### To do
Each entry below must be repeated exactly, with pictures left out.

[Chart and figure data]
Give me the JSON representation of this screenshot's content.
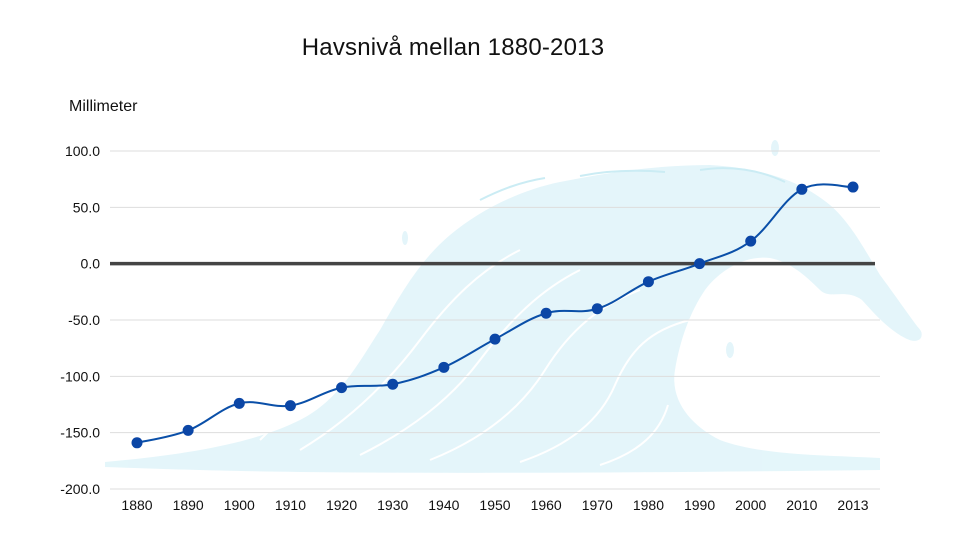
{
  "chart_data": {
    "type": "line",
    "title": "Havsnivå mellan 1880-2013",
    "xlabel": "",
    "ylabel": "Millimeter",
    "categories": [
      "1880",
      "1890",
      "1900",
      "1910",
      "1920",
      "1930",
      "1940",
      "1950",
      "1960",
      "1970",
      "1980",
      "1990",
      "2000",
      "2010",
      "2013"
    ],
    "series": [
      {
        "values": [
          -159,
          -148,
          -124,
          -126,
          -110,
          -107,
          -92,
          -67,
          -44,
          -40,
          -16,
          0,
          20,
          66,
          68
        ]
      }
    ],
    "y_ticks": [
      "100.0",
      "50.0",
      "0.0",
      "-50.0",
      "-100.0",
      "-150.0",
      "-200.0"
    ],
    "ylim": [
      -200,
      100
    ],
    "grid": true,
    "legend": "none",
    "colors": {
      "line": "#0a4fa8",
      "marker": "#0b46a6",
      "zero_line": "#444444",
      "grid": "#dddddd",
      "wave": "#def3f8"
    },
    "background_image": "wave-illustration"
  }
}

### Exercise response
Give me the JSON representation of this screenshot's content.
{
  "chart_data": {
    "type": "line",
    "title": "Havsnivå mellan 1880-2013",
    "xlabel": "",
    "ylabel": "Millimeter",
    "categories": [
      "1880",
      "1890",
      "1900",
      "1910",
      "1920",
      "1930",
      "1940",
      "1950",
      "1960",
      "1970",
      "1980",
      "1990",
      "2000",
      "2010",
      "2013"
    ],
    "series": [
      {
        "values": [
          -159,
          -148,
          -124,
          -126,
          -110,
          -107,
          -92,
          -67,
          -44,
          -40,
          -16,
          0,
          20,
          66,
          68
        ]
      }
    ],
    "y_ticks": [
      "100.0",
      "50.0",
      "0.0",
      "-50.0",
      "-100.0",
      "-150.0",
      "-200.0"
    ],
    "ylim": [
      -200,
      100
    ],
    "grid": true,
    "legend": "none",
    "colors": {
      "line": "#0a4fa8",
      "marker": "#0b46a6",
      "zero_line": "#444444",
      "grid": "#dddddd",
      "wave": "#def3f8"
    },
    "background_image": "wave-illustration"
  }
}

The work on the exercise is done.